* Information provided
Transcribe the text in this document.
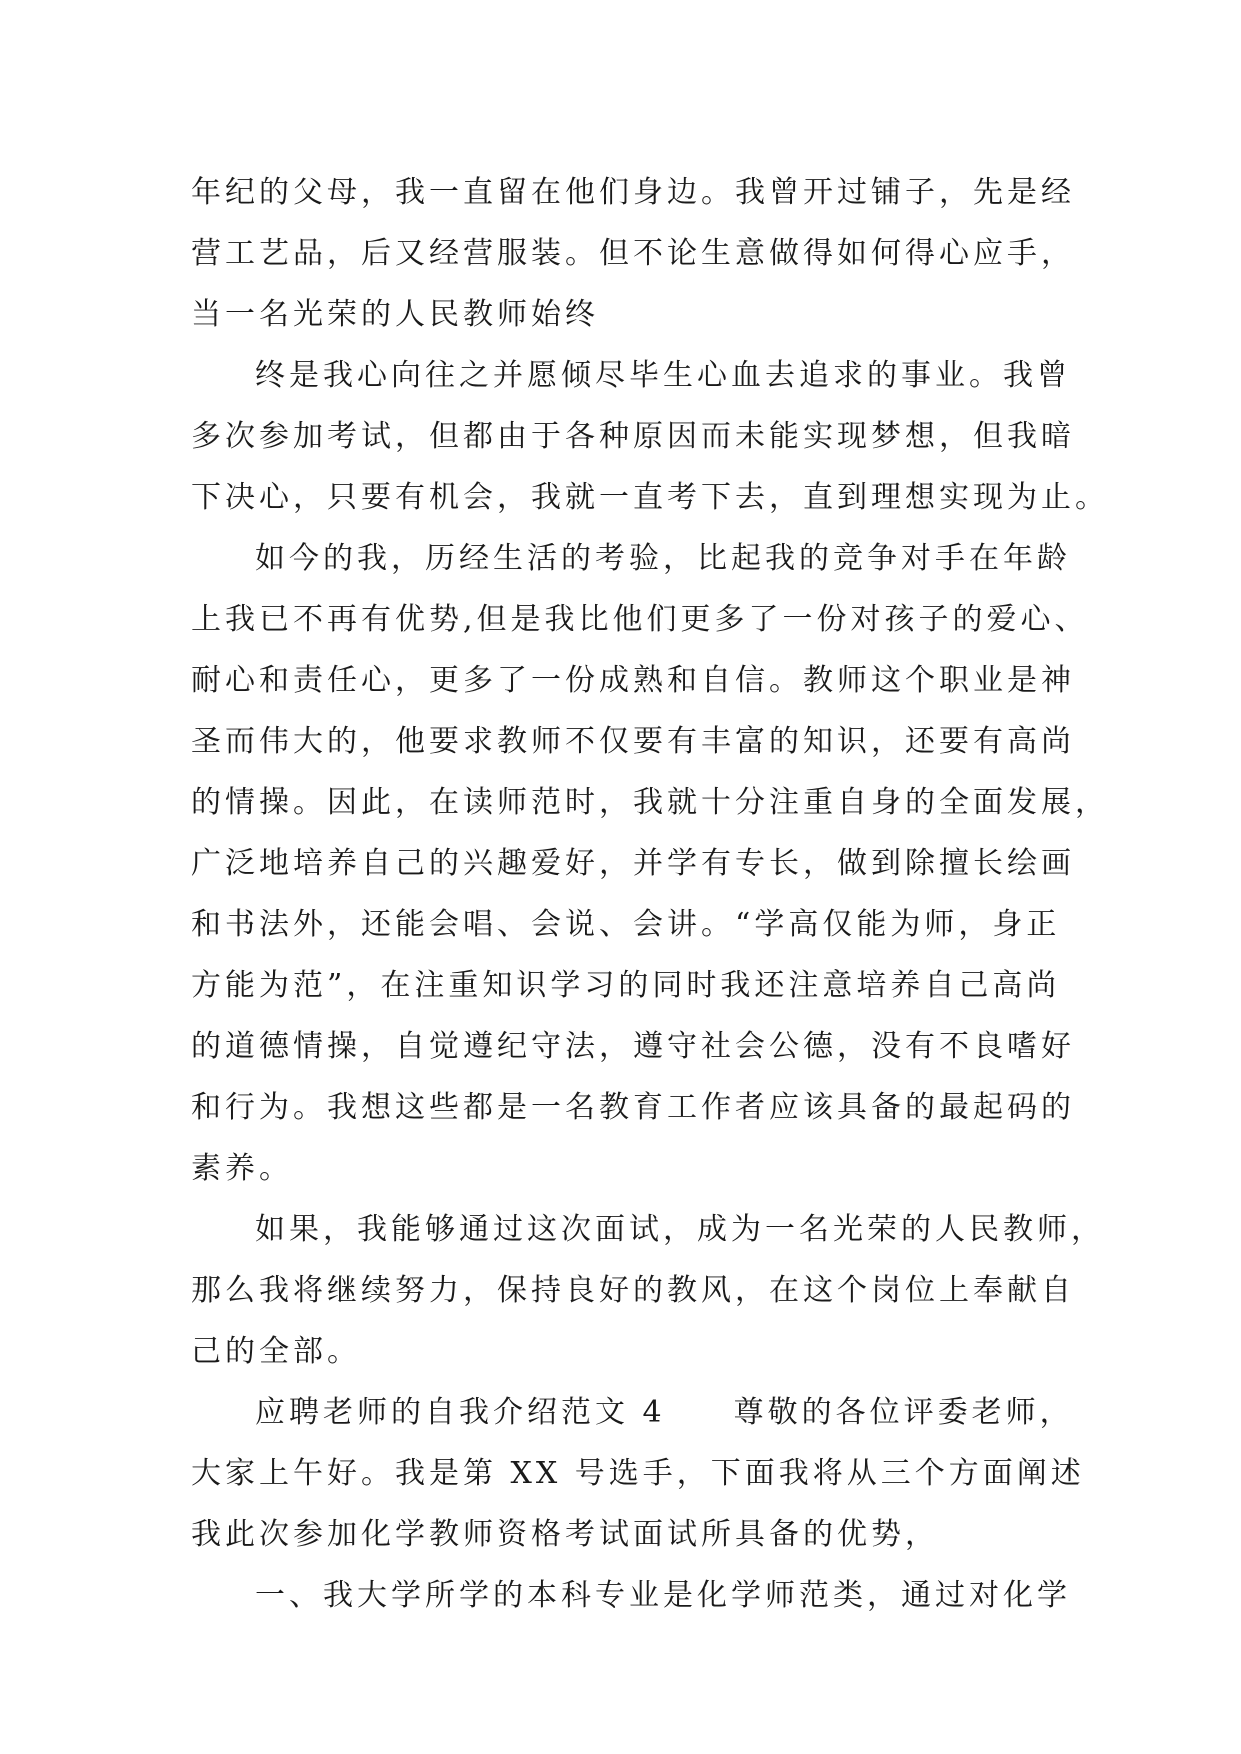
年纪的父母，我一直留在他们身边。我曾开过铺子，先是经
营工艺品，后又经营服装。但不论生意做得如何得心应手，
当一名光荣的人民教师始终
终是我心向往之并愿倾尽毕生心血去追求的事业。我曾
多次参加考试，但都由于各种原因而未能实现梦想，但我暗
下决心，只要有机会，我就一直考下去，直到理想实现为止。
如今的我，历经生活的考验，比起我的竞争对手在年龄
上我已不再有优势,但是我比他们更多了一份对孩子的爱心、
耐心和责任心，更多了一份成熟和自信。教师这个职业是神
圣而伟大的，他要求教师不仅要有丰富的知识，还要有高尚
的情操。因此，在读师范时，我就十分注重自身的全面发展，
广泛地培养自己的兴趣爱好，并学有专长，做到除擅长绘画
和书法外，还能会唱、会说、会讲。“学高仅能为师，身正
方能为范”，在注重知识学习的同时我还注意培养自己高尚
的道德情操，自觉遵纪守法，遵守社会公德，没有不良嗜好
和行为。我想这些都是一名教育工作者应该具备的最起码的
素养。
如果，我能够通过这次面试，成为一名光荣的人民教师，
那么我将继续努力，保持良好的教风，在这个岗位上奉献自
己的全部。
应聘老师的自我介绍范文 4　　尊敬的各位评委老师，
大家上午好。我是第 XX 号选手，下面我将从三个方面阐述
我此次参加化学教师资格考试面试所具备的优势，
一、我大学所学的本科专业是化学师范类，通过对化学
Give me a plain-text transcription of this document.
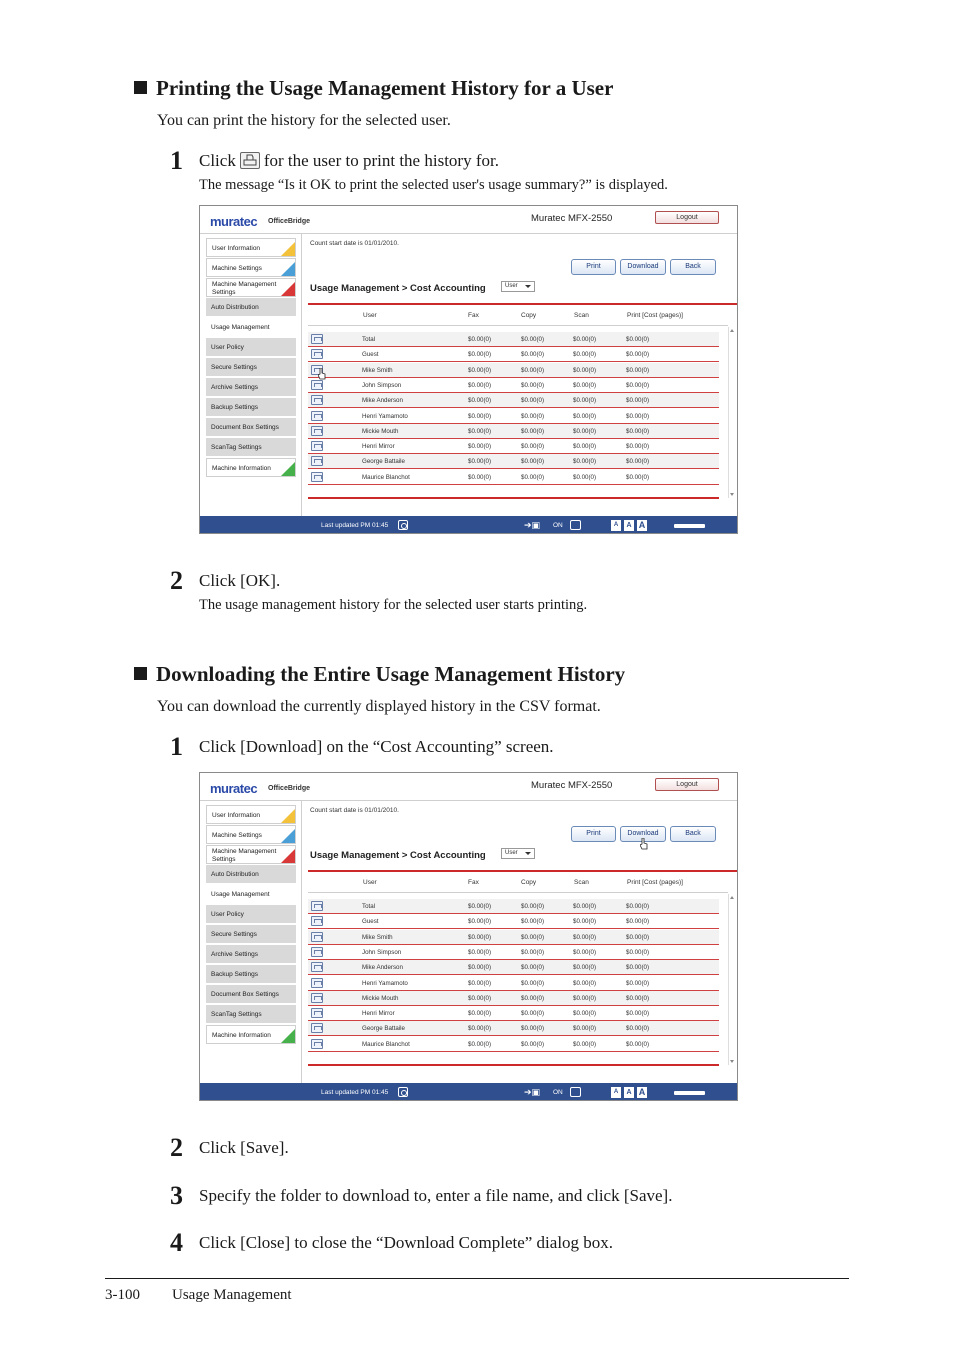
Printing the Usage Management History for a User
You can print the history for the selected user.
1 Click for the user to print the history for.
The message “Is it OK to print the selected user's usage summary?” is displayed.
muratec OfficeBridge	Muratec MFX-2550	Logout
User Information
Machine Settings
Machine Management
Settings
Auto Distribution
Usage Management
User Policy
Secure Settings
Archive Settings
Backup Settings
Document Box Settings
ScanTag Settings
Machine Information
Count start date is 01/01/2010.
Print	Download	Back
Usage Management > Cost Accounting	User
User	Fax	Copy	Scan	Print [Cost (pages)]
Total	$0.00(0)	$0.00(0)	$0.00(0)	$0.00(0)
Guest	$0.00(0)	$0.00(0)	$0.00(0)	$0.00(0)
Mike Smith	$0.00(0)	$0.00(0)	$0.00(0)	$0.00(0)
John Simpson	$0.00(0)	$0.00(0)	$0.00(0)	$0.00(0)
Mike Anderson	$0.00(0)	$0.00(0)	$0.00(0)	$0.00(0)
Henri Yamamoto	$0.00(0)	$0.00(0)	$0.00(0)	$0.00(0)
Mickie Mouth	$0.00(0)	$0.00(0)	$0.00(0)	$0.00(0)
Henri Mirror	$0.00(0)	$0.00(0)	$0.00(0)	$0.00(0)
George Battaile	$0.00(0)	$0.00(0)	$0.00(0)	$0.00(0)
Maurice Blanchot	$0.00(0)	$0.00(0)	$0.00(0)	$0.00(0)
Last updated PM 01:45	➔▣ ON	A	A A
2 Click [OK].
The usage management history for the selected user starts printing.
Downloading the Entire Usage Management History
You can download the currently displayed history in the CSV format.
1 Click [Download] on the “Cost Accounting” screen.
muratec OfficeBridge	Muratec MFX-2550	Logout
User Information
Machine Settings
Machine Management
Settings
Auto Distribution
Usage Management
User Policy
Secure Settings
Archive Settings
Backup Settings
Document Box Settings
ScanTag Settings
Machine Information
Count start date is 01/01/2010.
Print	Download	Back
Usage Management > Cost Accounting	User
User	Fax	Copy	Scan	Print [Cost (pages)]
Total	$0.00(0)	$0.00(0)	$0.00(0)	$0.00(0)
Guest	$0.00(0)	$0.00(0)	$0.00(0)	$0.00(0)
Mike Smith	$0.00(0)	$0.00(0)	$0.00(0)	$0.00(0)
John Simpson	$0.00(0)	$0.00(0)	$0.00(0)	$0.00(0)
Mike Anderson	$0.00(0)	$0.00(0)	$0.00(0)	$0.00(0)
Henri Yamamoto	$0.00(0)	$0.00(0)	$0.00(0)	$0.00(0)
Mickie Mouth	$0.00(0)	$0.00(0)	$0.00(0)	$0.00(0)
Henri Mirror	$0.00(0)	$0.00(0)	$0.00(0)	$0.00(0)
George Battaile	$0.00(0)	$0.00(0)	$0.00(0)	$0.00(0)
Maurice Blanchot	$0.00(0)	$0.00(0)	$0.00(0)	$0.00(0)
Last updated PM 01:45	➔▣ ON	A	A A
2 Click [Save].
3 Specify the folder to download to, enter a file name, and click [Save].
4 Click [Close] to close the “Download Complete” dialog box.
3-100 Usage Management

* What you should do
Reproduce every record above exactly, but leave out the pictures.

* Answer in full
Transcribe the text in this document.
年纪的父母，我一直留在他们身边。我曾开过铺子，先是经
营工艺品，后又经营服装。但不论生意做得如何得心应手，
当一名光荣的人民教师始终
终是我心向往之并愿倾尽毕生心血去追求的事业。我曾
多次参加考试，但都由于各种原因而未能实现梦想，但我暗
下决心，只要有机会，我就一直考下去，直到理想实现为止。
如今的我，历经生活的考验，比起我的竞争对手在年龄
上我已不再有优势,但是我比他们更多了一份对孩子的爱心、
耐心和责任心，更多了一份成熟和自信。教师这个职业是神
圣而伟大的，他要求教师不仅要有丰富的知识，还要有高尚
的情操。因此，在读师范时，我就十分注重自身的全面发展，
广泛地培养自己的兴趣爱好，并学有专长，做到除擅长绘画
和书法外，还能会唱、会说、会讲。“学高仅能为师，身正
方能为范”，在注重知识学习的同时我还注意培养自己高尚
的道德情操，自觉遵纪守法，遵守社会公德，没有不良嗜好
和行为。我想这些都是一名教育工作者应该具备的最起码的
素养。
如果，我能够通过这次面试，成为一名光荣的人民教师，
那么我将继续努力，保持良好的教风，在这个岗位上奉献自
己的全部。
应聘老师的自我介绍范文 4　　尊敬的各位评委老师，
大家上午好。我是第 XX 号选手，下面我将从三个方面阐述
我此次参加化学教师资格考试面试所具备的优势，
一、我大学所学的本科专业是化学师范类，通过对化学
Give me a plain-text transcription of this document.
Printing the Usage Management History for a User
You can print the history for the selected user.
1 Click for the user to print the history for.
The message “Is it OK to print the selected user's usage summary?” is displayed.
muratec OfficeBridge	Muratec MFX-2550	Logout
User Information
Machine Settings
Machine Management
Settings
Auto Distribution
Usage Management
User Policy
Secure Settings
Archive Settings
Backup Settings
Document Box Settings
ScanTag Settings
Machine Information
Count start date is 01/01/2010.
Print	Download	Back
Usage Management > Cost Accounting	User
User	Fax	Copy	Scan	Print [Cost (pages)]
Total	$0.00(0)	$0.00(0)	$0.00(0)	$0.00(0)
Guest	$0.00(0)	$0.00(0)	$0.00(0)	$0.00(0)
Mike Smith	$0.00(0)	$0.00(0)	$0.00(0)	$0.00(0)
John Simpson	$0.00(0)	$0.00(0)	$0.00(0)	$0.00(0)
Mike Anderson	$0.00(0)	$0.00(0)	$0.00(0)	$0.00(0)
Henri Yamamoto	$0.00(0)	$0.00(0)	$0.00(0)	$0.00(0)
Mickie Mouth	$0.00(0)	$0.00(0)	$0.00(0)	$0.00(0)
Henri Mirror	$0.00(0)	$0.00(0)	$0.00(0)	$0.00(0)
George Battaile	$0.00(0)	$0.00(0)	$0.00(0)	$0.00(0)
Maurice Blanchot	$0.00(0)	$0.00(0)	$0.00(0)	$0.00(0)
Last updated PM 01:45	➔▣ ON	A	A A
2 Click [OK].
The usage management history for the selected user starts printing.
Downloading the Entire Usage Management History
You can download the currently displayed history in the CSV format.
1 Click [Download] on the “Cost Accounting” screen.
muratec OfficeBridge	Muratec MFX-2550	Logout
User Information
Machine Settings
Machine Management
Settings
Auto Distribution
Usage Management
User Policy
Secure Settings
Archive Settings
Backup Settings
Document Box Settings
ScanTag Settings
Machine Information
Count start date is 01/01/2010.
Print	Download	Back
Usage Management > Cost Accounting	User
User	Fax	Copy	Scan	Print [Cost (pages)]
Total	$0.00(0)	$0.00(0)	$0.00(0)	$0.00(0)
Guest	$0.00(0)	$0.00(0)	$0.00(0)	$0.00(0)
Mike Smith	$0.00(0)	$0.00(0)	$0.00(0)	$0.00(0)
John Simpson	$0.00(0)	$0.00(0)	$0.00(0)	$0.00(0)
Mike Anderson	$0.00(0)	$0.00(0)	$0.00(0)	$0.00(0)
Henri Yamamoto	$0.00(0)	$0.00(0)	$0.00(0)	$0.00(0)
Mickie Mouth	$0.00(0)	$0.00(0)	$0.00(0)	$0.00(0)
Henri Mirror	$0.00(0)	$0.00(0)	$0.00(0)	$0.00(0)
George Battaile	$0.00(0)	$0.00(0)	$0.00(0)	$0.00(0)
Maurice Blanchot	$0.00(0)	$0.00(0)	$0.00(0)	$0.00(0)
Last updated PM 01:45	➔▣ ON	A	A A
2 Click [Save].
3 Specify the folder to download to, enter a file name, and click [Save].
4 Click [Close] to close the “Download Complete” dialog box.
3-100 Usage Management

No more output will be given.